Each entry below is to be duplicated verbatim.

- Source records
• • •

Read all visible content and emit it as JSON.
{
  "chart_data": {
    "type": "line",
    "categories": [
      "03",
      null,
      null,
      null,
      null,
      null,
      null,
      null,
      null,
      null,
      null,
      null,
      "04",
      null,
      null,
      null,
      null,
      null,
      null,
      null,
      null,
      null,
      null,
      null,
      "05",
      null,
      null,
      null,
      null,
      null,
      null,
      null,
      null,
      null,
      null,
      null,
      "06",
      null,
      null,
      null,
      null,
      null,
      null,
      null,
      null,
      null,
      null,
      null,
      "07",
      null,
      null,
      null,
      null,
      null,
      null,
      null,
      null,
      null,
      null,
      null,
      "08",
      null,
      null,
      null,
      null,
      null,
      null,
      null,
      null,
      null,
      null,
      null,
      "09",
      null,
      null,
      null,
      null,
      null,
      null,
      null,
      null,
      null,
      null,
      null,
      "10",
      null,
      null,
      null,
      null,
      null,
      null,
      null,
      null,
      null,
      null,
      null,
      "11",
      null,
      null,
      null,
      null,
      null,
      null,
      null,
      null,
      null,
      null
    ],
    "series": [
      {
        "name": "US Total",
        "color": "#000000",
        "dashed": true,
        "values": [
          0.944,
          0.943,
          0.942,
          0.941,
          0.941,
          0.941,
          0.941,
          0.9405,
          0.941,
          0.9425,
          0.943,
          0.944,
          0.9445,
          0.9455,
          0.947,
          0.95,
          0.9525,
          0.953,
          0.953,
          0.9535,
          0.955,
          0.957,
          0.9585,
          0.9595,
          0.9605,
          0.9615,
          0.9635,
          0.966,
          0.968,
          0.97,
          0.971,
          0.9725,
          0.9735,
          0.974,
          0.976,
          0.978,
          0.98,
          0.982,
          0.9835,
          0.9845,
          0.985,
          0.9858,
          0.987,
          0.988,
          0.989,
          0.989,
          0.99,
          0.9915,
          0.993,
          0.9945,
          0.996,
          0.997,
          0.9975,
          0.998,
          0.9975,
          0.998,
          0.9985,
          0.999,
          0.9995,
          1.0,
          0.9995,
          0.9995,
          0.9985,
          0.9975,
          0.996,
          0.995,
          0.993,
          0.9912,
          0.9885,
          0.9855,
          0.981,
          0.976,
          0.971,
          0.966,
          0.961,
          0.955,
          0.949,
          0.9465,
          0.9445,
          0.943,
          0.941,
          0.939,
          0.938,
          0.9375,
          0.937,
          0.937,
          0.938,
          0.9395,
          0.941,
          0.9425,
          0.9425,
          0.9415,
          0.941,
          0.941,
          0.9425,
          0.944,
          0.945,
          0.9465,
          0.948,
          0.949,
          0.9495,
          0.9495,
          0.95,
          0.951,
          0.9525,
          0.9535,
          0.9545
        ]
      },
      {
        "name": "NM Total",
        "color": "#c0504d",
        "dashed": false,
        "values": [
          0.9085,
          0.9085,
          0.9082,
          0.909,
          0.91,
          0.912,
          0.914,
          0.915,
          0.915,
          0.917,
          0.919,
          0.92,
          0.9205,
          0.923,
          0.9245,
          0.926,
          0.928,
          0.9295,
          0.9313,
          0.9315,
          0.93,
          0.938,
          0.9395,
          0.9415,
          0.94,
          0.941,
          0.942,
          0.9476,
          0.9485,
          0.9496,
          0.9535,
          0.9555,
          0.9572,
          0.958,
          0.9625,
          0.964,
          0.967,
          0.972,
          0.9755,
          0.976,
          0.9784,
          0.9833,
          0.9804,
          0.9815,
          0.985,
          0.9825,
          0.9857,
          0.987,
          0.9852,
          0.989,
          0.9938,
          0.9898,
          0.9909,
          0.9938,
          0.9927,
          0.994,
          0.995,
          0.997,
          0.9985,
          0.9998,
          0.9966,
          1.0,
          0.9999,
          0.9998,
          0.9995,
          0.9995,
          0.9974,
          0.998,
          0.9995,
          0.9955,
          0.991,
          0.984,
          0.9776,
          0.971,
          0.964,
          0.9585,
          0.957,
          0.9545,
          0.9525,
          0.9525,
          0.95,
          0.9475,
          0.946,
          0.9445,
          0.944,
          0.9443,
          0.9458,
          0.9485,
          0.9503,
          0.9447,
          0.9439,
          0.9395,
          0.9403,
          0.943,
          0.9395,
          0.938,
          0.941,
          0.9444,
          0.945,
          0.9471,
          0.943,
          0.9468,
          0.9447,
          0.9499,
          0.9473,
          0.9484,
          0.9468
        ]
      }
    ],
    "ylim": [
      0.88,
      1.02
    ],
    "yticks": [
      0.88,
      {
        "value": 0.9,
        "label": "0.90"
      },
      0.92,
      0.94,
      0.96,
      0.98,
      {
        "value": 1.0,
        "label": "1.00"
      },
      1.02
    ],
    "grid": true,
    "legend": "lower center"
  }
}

• • •

- The answer
Read all visible content and emit it as JSON.
{
  "chart_data": {
    "type": "line",
    "categories": [
      "03",
      null,
      null,
      null,
      null,
      null,
      null,
      null,
      null,
      null,
      null,
      null,
      "04",
      null,
      null,
      null,
      null,
      null,
      null,
      null,
      null,
      null,
      null,
      null,
      "05",
      null,
      null,
      null,
      null,
      null,
      null,
      null,
      null,
      null,
      null,
      null,
      "06",
      null,
      null,
      null,
      null,
      null,
      null,
      null,
      null,
      null,
      null,
      null,
      "07",
      null,
      null,
      null,
      null,
      null,
      null,
      null,
      null,
      null,
      null,
      null,
      "08",
      null,
      null,
      null,
      null,
      null,
      null,
      null,
      null,
      null,
      null,
      null,
      "09",
      null,
      null,
      null,
      null,
      null,
      null,
      null,
      null,
      null,
      null,
      null,
      "10",
      null,
      null,
      null,
      null,
      null,
      null,
      null,
      null,
      null,
      null,
      null,
      "11",
      null,
      null,
      null,
      null,
      null,
      null,
      null,
      null,
      null,
      null
    ],
    "series": [
      {
        "name": "US Total",
        "color": "#000000",
        "dashed": true,
        "values": [
          0.944,
          0.943,
          0.942,
          0.941,
          0.941,
          0.941,
          0.941,
          0.9405,
          0.941,
          0.9425,
          0.943,
          0.944,
          0.9445,
          0.9455,
          0.947,
          0.95,
          0.9525,
          0.953,
          0.953,
          0.9535,
          0.955,
          0.957,
          0.9585,
          0.9595,
          0.9605,
          0.9615,
          0.9635,
          0.966,
          0.968,
          0.97,
          0.971,
          0.9725,
          0.9735,
          0.974,
          0.976,
          0.978,
          0.98,
          0.982,
          0.9835,
          0.9845,
          0.985,
          0.9858,
          0.987,
          0.988,
          0.989,
          0.989,
          0.99,
          0.9915,
          0.993,
          0.9945,
          0.996,
          0.997,
          0.9975,
          0.998,
          0.9975,
          0.998,
          0.9985,
          0.999,
          0.9995,
          1.0,
          0.9995,
          0.9995,
          0.9985,
          0.9975,
          0.996,
          0.995,
          0.993,
          0.9912,
          0.9885,
          0.9855,
          0.981,
          0.976,
          0.971,
          0.966,
          0.961,
          0.955,
          0.949,
          0.9465,
          0.9445,
          0.943,
          0.941,
          0.939,
          0.938,
          0.9375,
          0.937,
          0.937,
          0.938,
          0.9395,
          0.941,
          0.9425,
          0.9425,
          0.9415,
          0.941,
          0.941,
          0.9425,
          0.944,
          0.945,
          0.9465,
          0.948,
          0.949,
          0.9495,
          0.9495,
          0.95,
          0.951,
          0.9525,
          0.9535,
          0.9545
        ]
      },
      {
        "name": "NM Total",
        "color": "#c0504d",
        "dashed": false,
        "values": [
          0.9085,
          0.9085,
          0.9082,
          0.909,
          0.91,
          0.912,
          0.914,
          0.915,
          0.915,
          0.917,
          0.919,
          0.92,
          0.9205,
          0.923,
          0.9245,
          0.926,
          0.928,
          0.9295,
          0.9313,
          0.9315,
          0.93,
          0.938,
          0.9395,
          0.9415,
          0.94,
          0.941,
          0.942,
          0.9476,
          0.9485,
          0.9496,
          0.9535,
          0.9555,
          0.9572,
          0.958,
          0.9625,
          0.964,
          0.967,
          0.972,
          0.9755,
          0.976,
          0.9784,
          0.9833,
          0.9804,
          0.9815,
          0.985,
          0.9825,
          0.9857,
          0.987,
          0.9852,
          0.989,
          0.9938,
          0.9898,
          0.9909,
          0.9938,
          0.9927,
          0.994,
          0.995,
          0.997,
          0.9985,
          0.9998,
          0.9966,
          1.0,
          0.9999,
          0.9998,
          0.9995,
          0.9995,
          0.9974,
          0.998,
          0.9995,
          0.9955,
          0.991,
          0.984,
          0.9776,
          0.971,
          0.964,
          0.9585,
          0.957,
          0.9545,
          0.9525,
          0.9525,
          0.95,
          0.9475,
          0.946,
          0.9445,
          0.944,
          0.9443,
          0.9458,
          0.9485,
          0.9503,
          0.9447,
          0.9439,
          0.9395,
          0.9403,
          0.943,
          0.9395,
          0.938,
          0.941,
          0.9444,
          0.945,
          0.9471,
          0.943,
          0.9468,
          0.9447,
          0.9499,
          0.9473,
          0.9484,
          0.9468
        ]
      }
    ],
    "ylim": [
      0.88,
      1.02
    ],
    "yticks": [
      0.88,
      {
        "value": 0.9,
        "label": "0.90"
      },
      0.92,
      0.94,
      0.96,
      0.98,
      {
        "value": 1.0,
        "label": "1.00"
      },
      1.02
    ],
    "grid": true,
    "legend": "lower center"
  }
}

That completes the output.